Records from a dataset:
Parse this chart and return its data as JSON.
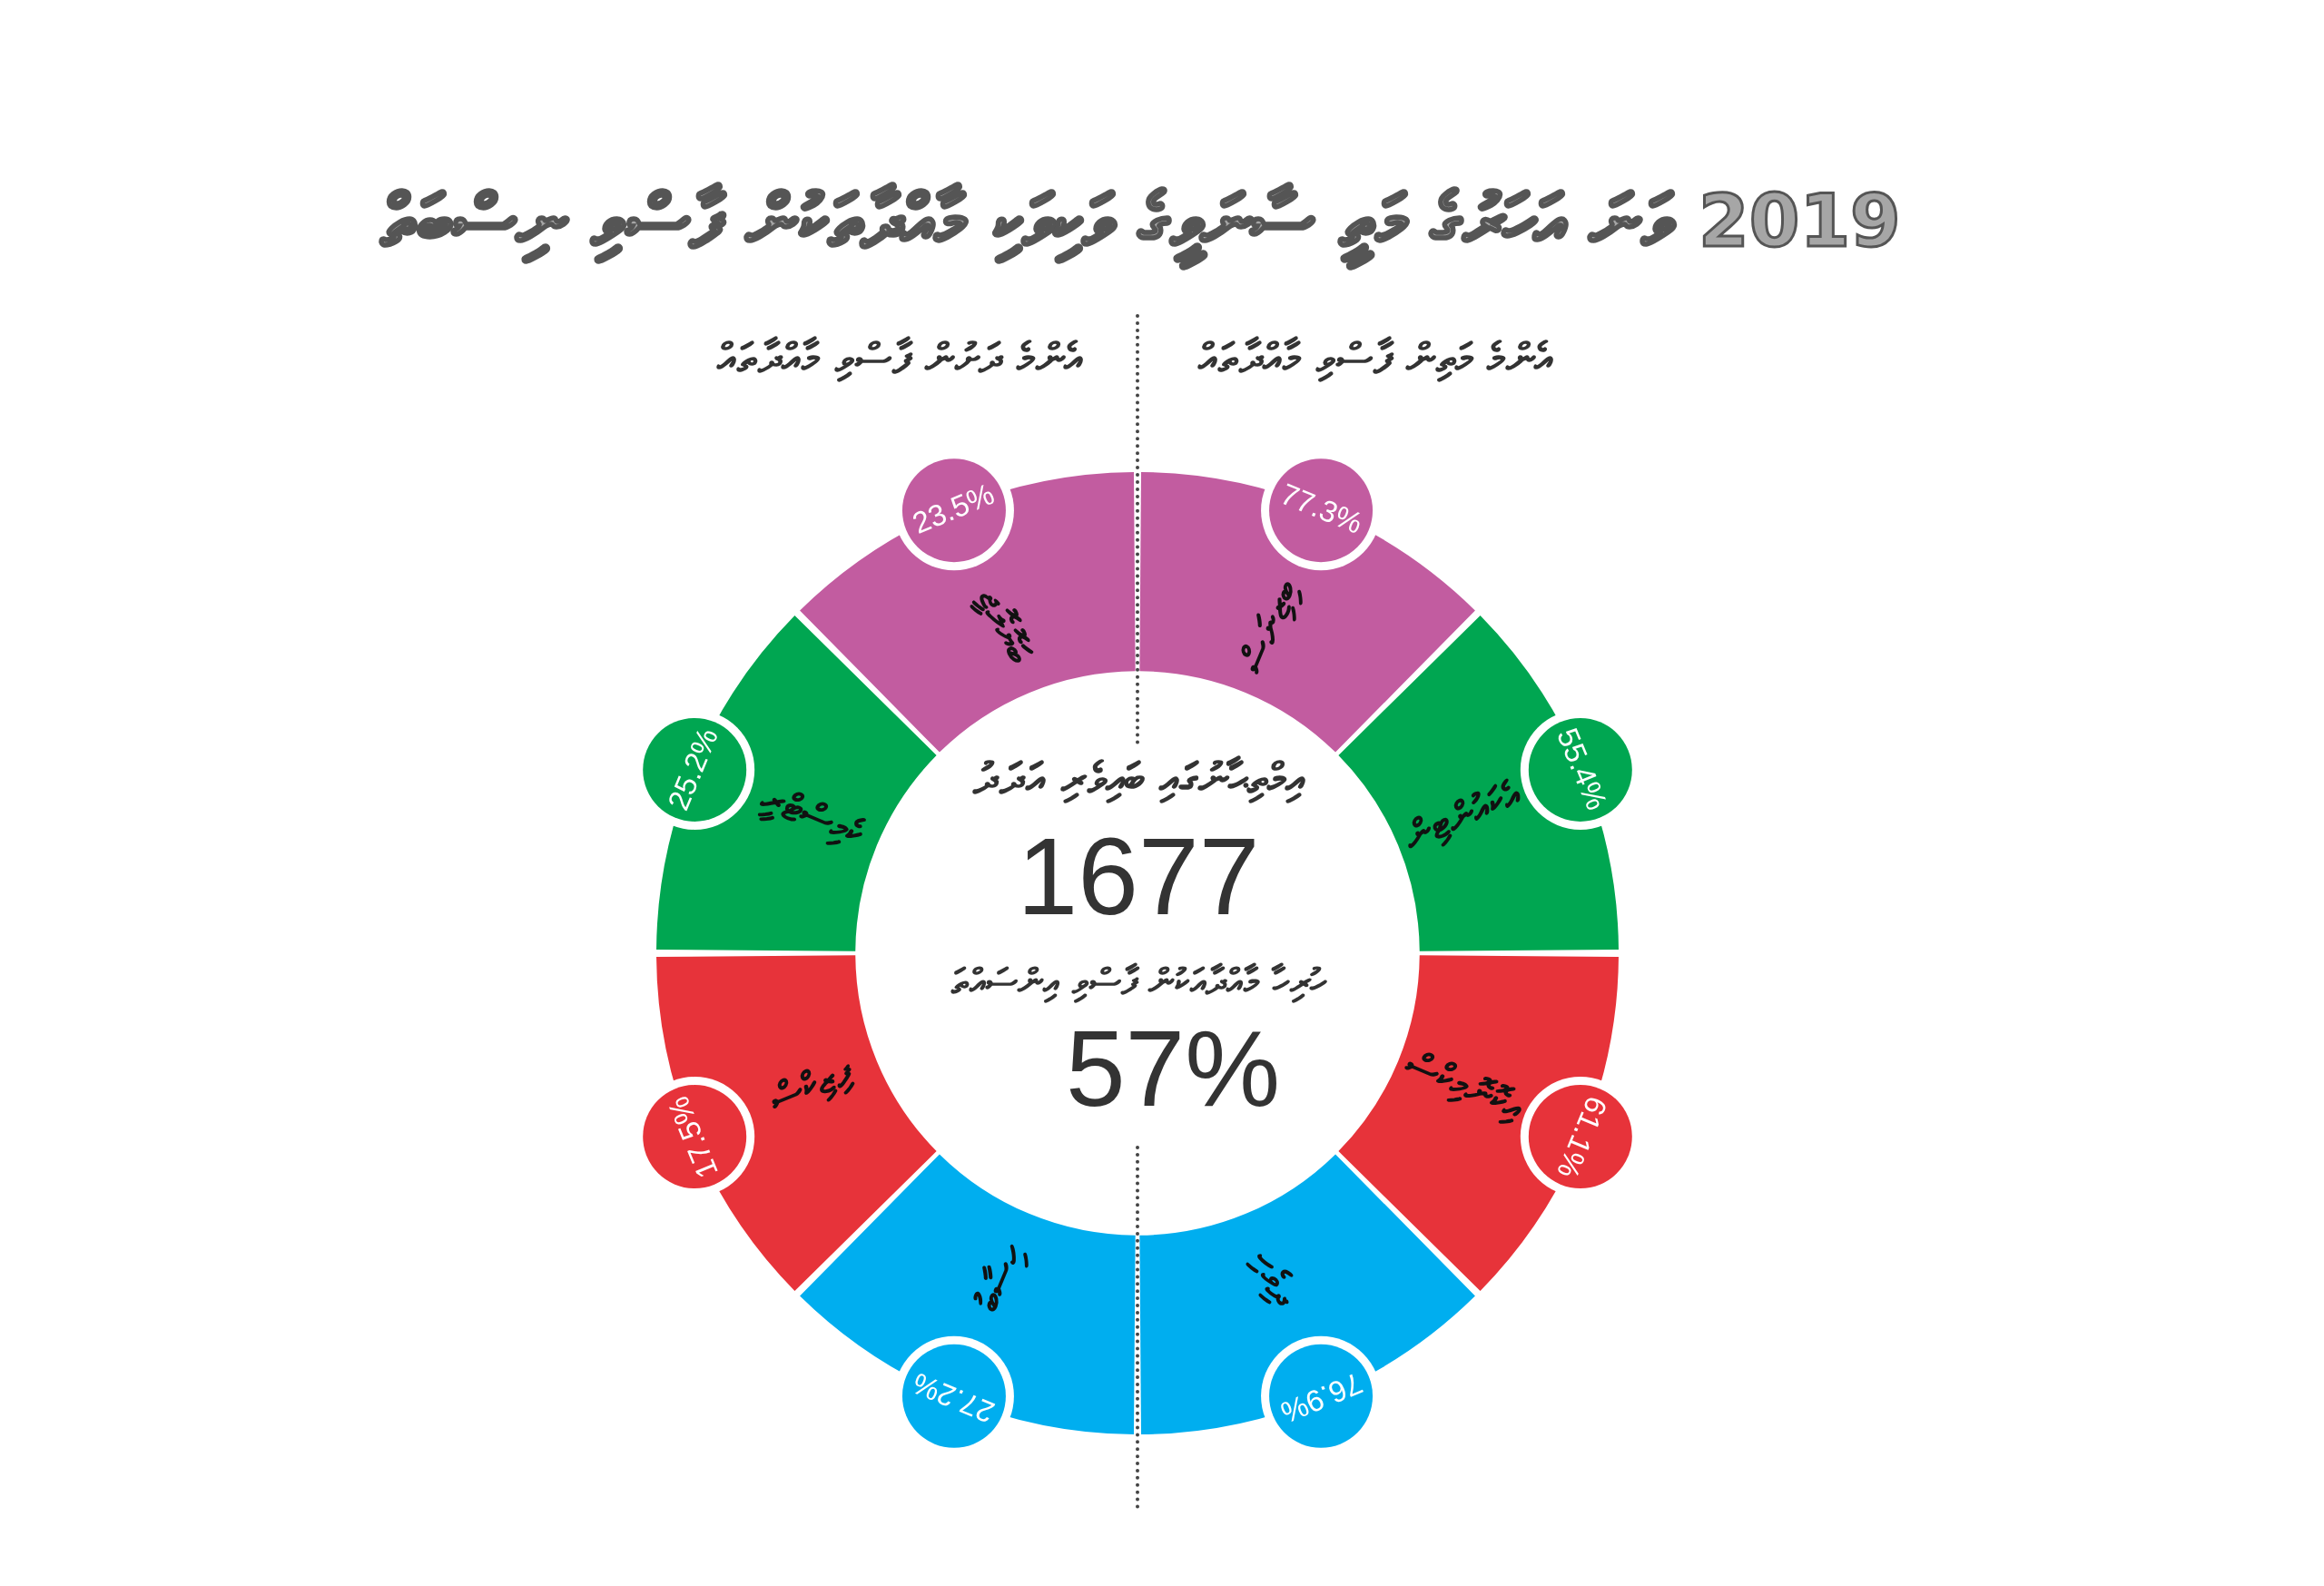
{
  "chart_data": {
    "type": "other",
    "title": "2019 ވަނަ އަހަރުގެ މަތީ ސާނަވީގެ ވަކިވަކި މާއްދާތަކުން ފާސްވި ނިސްބަތް",
    "categories": [
      "ބިޒިނަސް",
      "އެކައުންޓިން",
      "އިކޮނޮމިކްސް",
      "ދިވެހި",
      "ހިސާބު",
      "ފިޒިކްސް",
      "ކެމިސްޓްރީ",
      "ބަޔޮލޮޖީ"
    ],
    "values": [
      77.3,
      55.4,
      61.1,
      76.9,
      27.2,
      17.5,
      25.2,
      23.5
    ],
    "colors": [
      "#c25ca0",
      "#00a651",
      "#e7333a",
      "#00aeef",
      "#00aeef",
      "#e7333a",
      "#00a651",
      "#c25ca0"
    ],
    "value_labels": [
      "77.3%",
      "55.4%",
      "61.1%",
      "76.9%",
      "27.2%",
      "17.5%",
      "25.2%",
      "23.5%"
    ],
    "annotations": [
      "އެންމެ މަތިން ފާސްވި މާއްދާތައް",
      "އެންމެ ދަށުން ފާސްވި މާއްދާތައް",
      "އިމްތިޙާނުގައި ބައިވެރި އަދަދު",
      "1677",
      "ހުރިހާ މާއްދާއަކުން ފާސްވި އިންސައްތަ",
      "57%"
    ]
  }
}
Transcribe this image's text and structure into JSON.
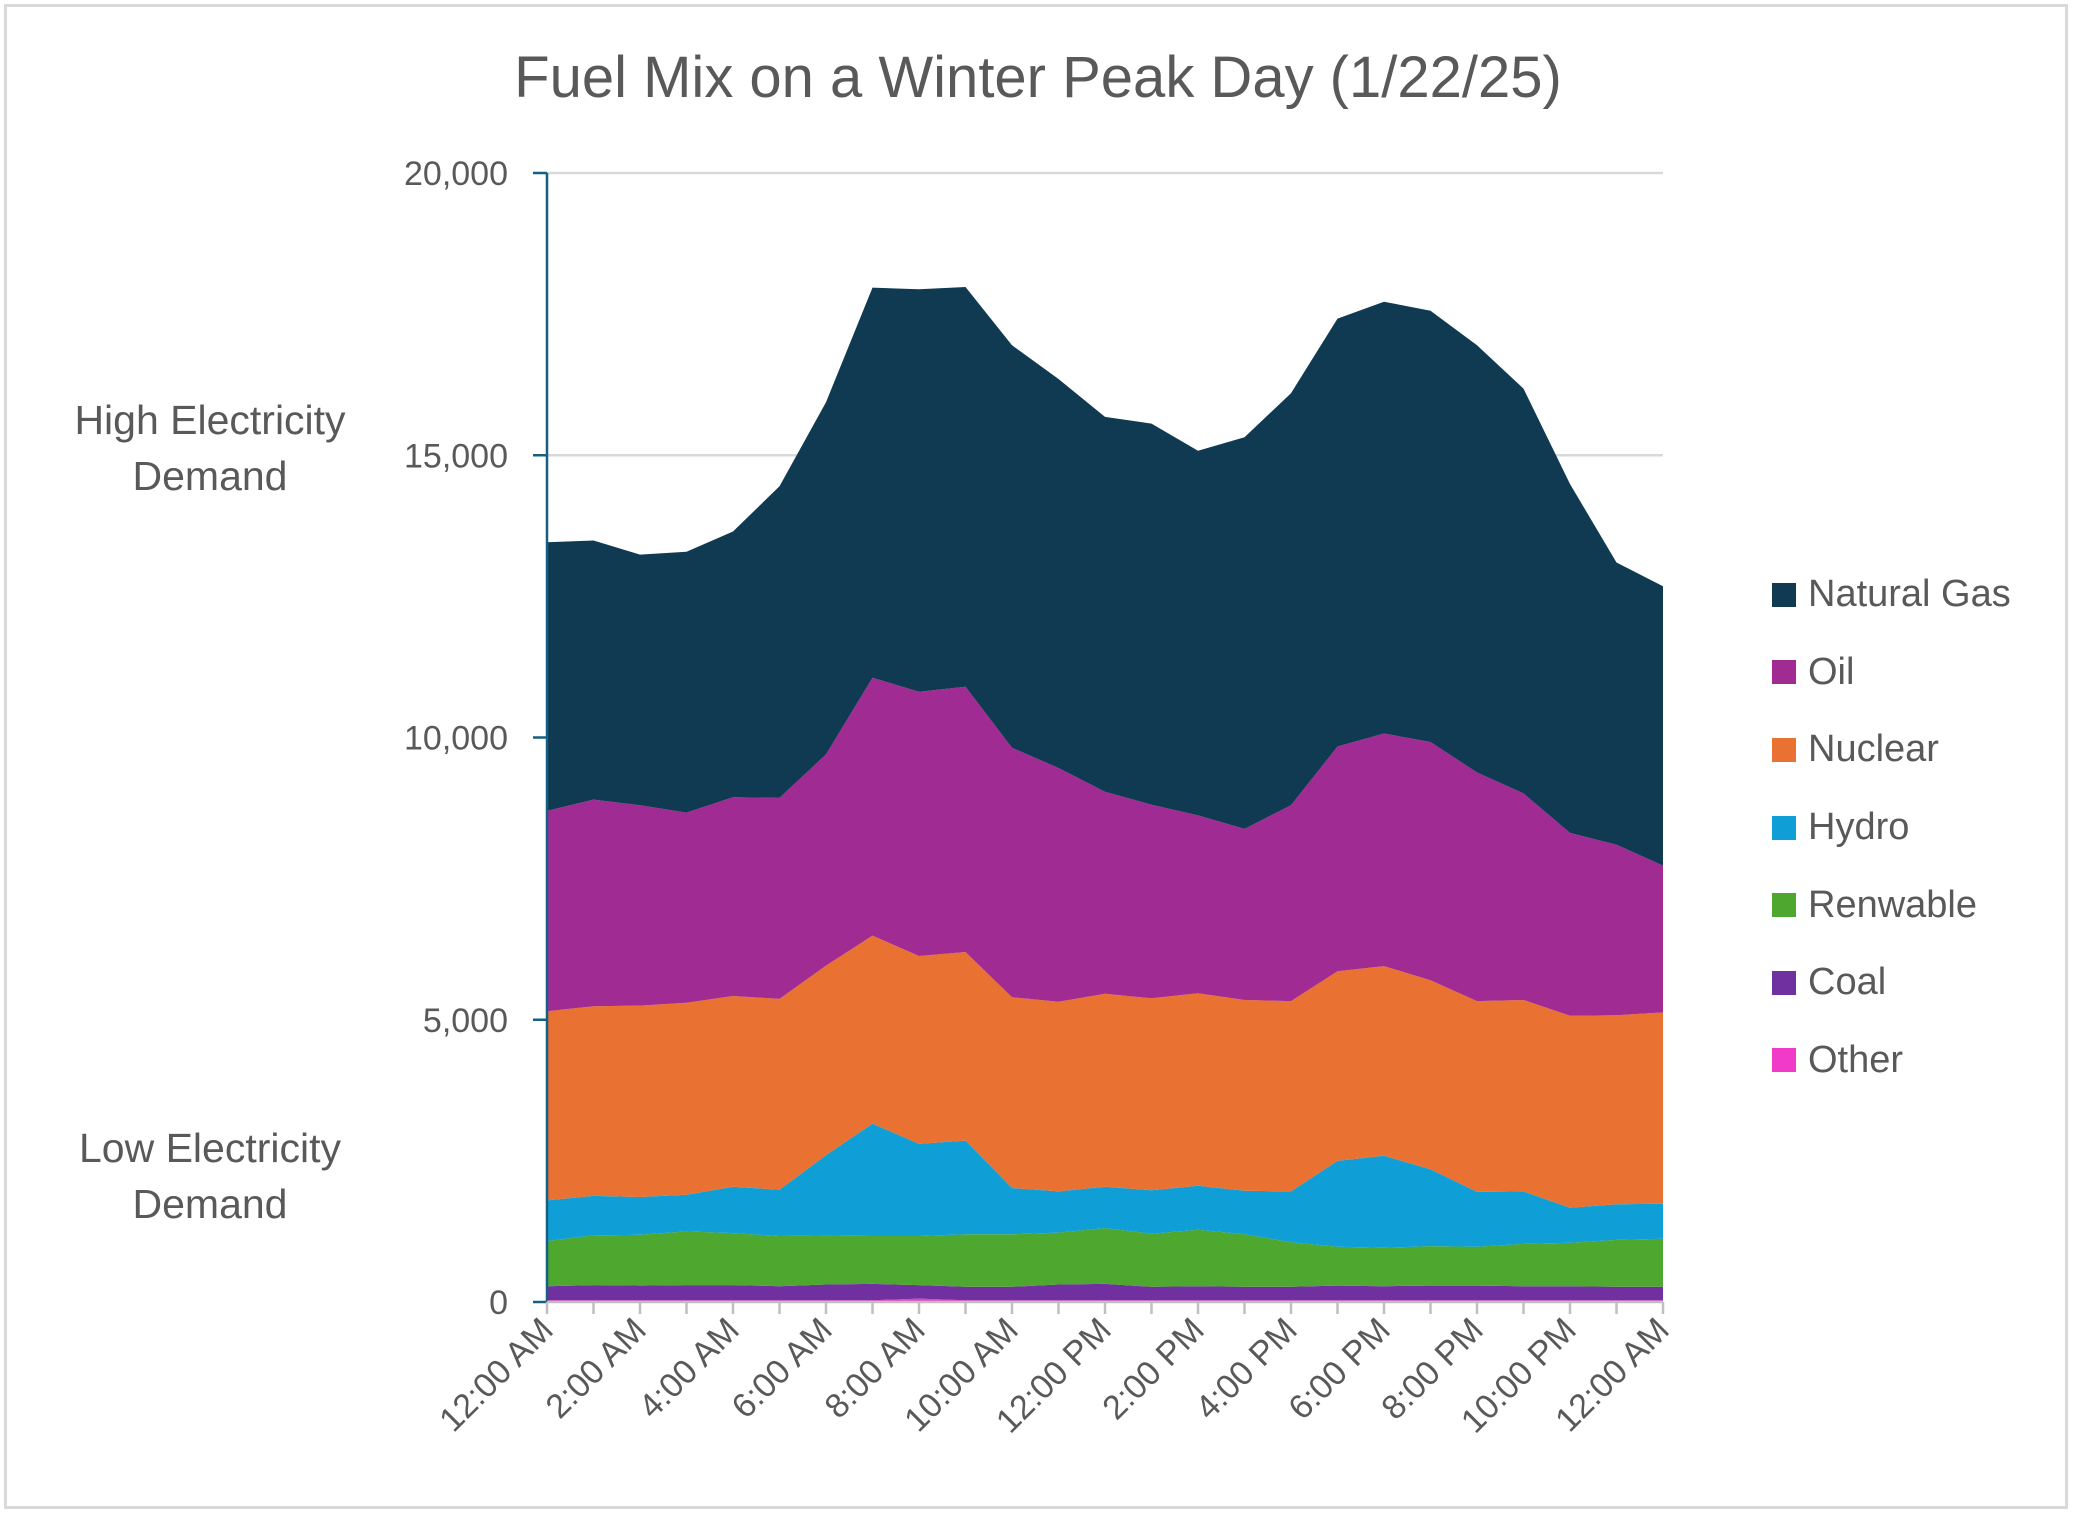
{
  "title": "Fuel Mix on a Winter Peak Day (1/22/25)",
  "band_labels": {
    "high": [
      "High Electricity",
      "Demand"
    ],
    "low": [
      "Low Electricity",
      "Demand"
    ]
  },
  "colors": {
    "Natural Gas": "#0f3a51",
    "Oil": "#a02b93",
    "Nuclear": "#e97132",
    "Hydro": "#0f9ed5",
    "Renwable": "#4ea72e",
    "Coal": "#7030a0",
    "Other": "#f23ac8",
    "axis": "#156082",
    "grid": "#d9d9d9"
  },
  "legend": [
    "Natural Gas",
    "Oil",
    "Nuclear",
    "Hydro",
    "Renwable",
    "Coal",
    "Other"
  ],
  "chart_data": {
    "type": "area",
    "stacked": true,
    "title": "Fuel Mix on a Winter Peak Day (1/22/25)",
    "ylim": [
      0,
      20000
    ],
    "yticks": [
      0,
      5000,
      10000,
      15000,
      20000
    ],
    "ytick_labels": [
      "0",
      "5,000",
      "10,000",
      "15,000",
      "20,000"
    ],
    "x_labels": [
      "12:00 AM",
      "2:00 AM",
      "4:00 AM",
      "6:00 AM",
      "8:00 AM",
      "10:00 AM",
      "12:00 PM",
      "2:00 PM",
      "4:00 PM",
      "6:00 PM",
      "8:00 PM",
      "10:00 PM",
      "12:00 AM"
    ],
    "hours": [
      0,
      1,
      2,
      3,
      4,
      5,
      6,
      7,
      8,
      9,
      10,
      11,
      12,
      13,
      14,
      15,
      16,
      17,
      18,
      19,
      20,
      21,
      22,
      23,
      24
    ],
    "grid": true,
    "legend_position": "right",
    "series": [
      {
        "name": "Other",
        "values": [
          30,
          30,
          30,
          30,
          30,
          30,
          30,
          30,
          60,
          30,
          30,
          30,
          30,
          30,
          30,
          30,
          30,
          30,
          30,
          30,
          30,
          30,
          30,
          30,
          30
        ]
      },
      {
        "name": "Coal",
        "values": [
          250,
          270,
          260,
          270,
          270,
          250,
          280,
          290,
          240,
          240,
          240,
          280,
          290,
          240,
          250,
          240,
          240,
          260,
          250,
          260,
          260,
          250,
          250,
          240,
          240
        ]
      },
      {
        "name": "Renwable",
        "values": [
          800,
          880,
          900,
          950,
          920,
          890,
          870,
          850,
          870,
          930,
          930,
          920,
          990,
          940,
          1000,
          930,
          790,
          690,
          680,
          700,
          690,
          750,
          770,
          830,
          850
        ]
      },
      {
        "name": "Hydro",
        "values": [
          720,
          700,
          670,
          650,
          820,
          820,
          1420,
          1990,
          1630,
          1660,
          820,
          730,
          730,
          770,
          780,
          770,
          900,
          1520,
          1630,
          1360,
          970,
          930,
          620,
          630,
          620
        ]
      },
      {
        "name": "Nuclear",
        "values": [
          3350,
          3360,
          3390,
          3400,
          3380,
          3380,
          3360,
          3330,
          3330,
          3340,
          3380,
          3360,
          3420,
          3400,
          3410,
          3380,
          3370,
          3360,
          3360,
          3350,
          3380,
          3390,
          3400,
          3350,
          3390
        ]
      },
      {
        "name": "Oil",
        "values": [
          3550,
          3660,
          3550,
          3370,
          3520,
          3560,
          3740,
          4570,
          4680,
          4700,
          4420,
          4140,
          3580,
          3430,
          3150,
          3030,
          3470,
          3980,
          4120,
          4220,
          4050,
          3660,
          3240,
          3020,
          2600
        ]
      },
      {
        "name": "Natural Gas",
        "values": [
          4760,
          4590,
          4440,
          4620,
          4710,
          5520,
          6240,
          6910,
          7130,
          7080,
          7130,
          6890,
          6640,
          6750,
          6460,
          6940,
          7300,
          7580,
          7650,
          7640,
          7570,
          7170,
          6180,
          5000,
          4950
        ]
      }
    ]
  }
}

• To be done
Your task is to repeat the material above exactly, without its pictures.

• Written solution
Parse this chart and return its data as JSON.
{
  "chart_data": {
    "type": "other",
    "title": "2019 ވަނަ އަހަރުގެ މަތީ ސާނަވީގެ ވަކިވަކި މާއްދާތަކުން ފާސްވި ނިސްބަތް",
    "categories": [
      "ބިޒިނަސް",
      "އެކައުންޓިން",
      "އިކޮނޮމިކްސް",
      "ދިވެހި",
      "ހިސާބު",
      "ފިޒިކްސް",
      "ކެމިސްޓްރީ",
      "ބަޔޮލޮޖީ"
    ],
    "values": [
      77.3,
      55.4,
      61.1,
      76.9,
      27.2,
      17.5,
      25.2,
      23.5
    ],
    "colors": [
      "#c25ca0",
      "#00a651",
      "#e7333a",
      "#00aeef",
      "#00aeef",
      "#e7333a",
      "#00a651",
      "#c25ca0"
    ],
    "value_labels": [
      "77.3%",
      "55.4%",
      "61.1%",
      "76.9%",
      "27.2%",
      "17.5%",
      "25.2%",
      "23.5%"
    ],
    "annotations": [
      "އެންމެ މަތިން ފާސްވި މާއްދާތައް",
      "އެންމެ ދަށުން ފާސްވި މާއްދާތައް",
      "އިމްތިޙާނުގައި ބައިވެރި އަދަދު",
      "1677",
      "ހުރިހާ މާއްދާއަކުން ފާސްވި އިންސައްތަ",
      "57%"
    ]
  }
}
Transcribe this image's text and structure into JSON.
{
  "title": "Fuel Mix on a Winter Peak Day (1/22/25)",
  "band_labels": {
    "high": [
      "High Electricity",
      "Demand"
    ],
    "low": [
      "Low Electricity",
      "Demand"
    ]
  },
  "colors": {
    "Natural Gas": "#0f3a51",
    "Oil": "#a02b93",
    "Nuclear": "#e97132",
    "Hydro": "#0f9ed5",
    "Renwable": "#4ea72e",
    "Coal": "#7030a0",
    "Other": "#f23ac8",
    "axis": "#156082",
    "grid": "#d9d9d9"
  },
  "legend": [
    "Natural Gas",
    "Oil",
    "Nuclear",
    "Hydro",
    "Renwable",
    "Coal",
    "Other"
  ],
  "chart_data": {
    "type": "area",
    "stacked": true,
    "title": "Fuel Mix on a Winter Peak Day (1/22/25)",
    "ylim": [
      0,
      20000
    ],
    "yticks": [
      0,
      5000,
      10000,
      15000,
      20000
    ],
    "ytick_labels": [
      "0",
      "5,000",
      "10,000",
      "15,000",
      "20,000"
    ],
    "x_labels": [
      "12:00 AM",
      "2:00 AM",
      "4:00 AM",
      "6:00 AM",
      "8:00 AM",
      "10:00 AM",
      "12:00 PM",
      "2:00 PM",
      "4:00 PM",
      "6:00 PM",
      "8:00 PM",
      "10:00 PM",
      "12:00 AM"
    ],
    "hours": [
      0,
      1,
      2,
      3,
      4,
      5,
      6,
      7,
      8,
      9,
      10,
      11,
      12,
      13,
      14,
      15,
      16,
      17,
      18,
      19,
      20,
      21,
      22,
      23,
      24
    ],
    "grid": true,
    "legend_position": "right",
    "series": [
      {
        "name": "Other",
        "values": [
          30,
          30,
          30,
          30,
          30,
          30,
          30,
          30,
          60,
          30,
          30,
          30,
          30,
          30,
          30,
          30,
          30,
          30,
          30,
          30,
          30,
          30,
          30,
          30,
          30
        ]
      },
      {
        "name": "Coal",
        "values": [
          250,
          270,
          260,
          270,
          270,
          250,
          280,
          290,
          240,
          240,
          240,
          280,
          290,
          240,
          250,
          240,
          240,
          260,
          250,
          260,
          260,
          250,
          250,
          240,
          240
        ]
      },
      {
        "name": "Renwable",
        "values": [
          800,
          880,
          900,
          950,
          920,
          890,
          870,
          850,
          870,
          930,
          930,
          920,
          990,
          940,
          1000,
          930,
          790,
          690,
          680,
          700,
          690,
          750,
          770,
          830,
          850
        ]
      },
      {
        "name": "Hydro",
        "values": [
          720,
          700,
          670,
          650,
          820,
          820,
          1420,
          1990,
          1630,
          1660,
          820,
          730,
          730,
          770,
          780,
          770,
          900,
          1520,
          1630,
          1360,
          970,
          930,
          620,
          630,
          620
        ]
      },
      {
        "name": "Nuclear",
        "values": [
          3350,
          3360,
          3390,
          3400,
          3380,
          3380,
          3360,
          3330,
          3330,
          3340,
          3380,
          3360,
          3420,
          3400,
          3410,
          3380,
          3370,
          3360,
          3360,
          3350,
          3380,
          3390,
          3400,
          3350,
          3390
        ]
      },
      {
        "name": "Oil",
        "values": [
          3550,
          3660,
          3550,
          3370,
          3520,
          3560,
          3740,
          4570,
          4680,
          4700,
          4420,
          4140,
          3580,
          3430,
          3150,
          3030,
          3470,
          3980,
          4120,
          4220,
          4050,
          3660,
          3240,
          3020,
          2600
        ]
      },
      {
        "name": "Natural Gas",
        "values": [
          4760,
          4590,
          4440,
          4620,
          4710,
          5520,
          6240,
          6910,
          7130,
          7080,
          7130,
          6890,
          6640,
          6750,
          6460,
          6940,
          7300,
          7580,
          7650,
          7640,
          7570,
          7170,
          6180,
          5000,
          4950
        ]
      }
    ]
  }
}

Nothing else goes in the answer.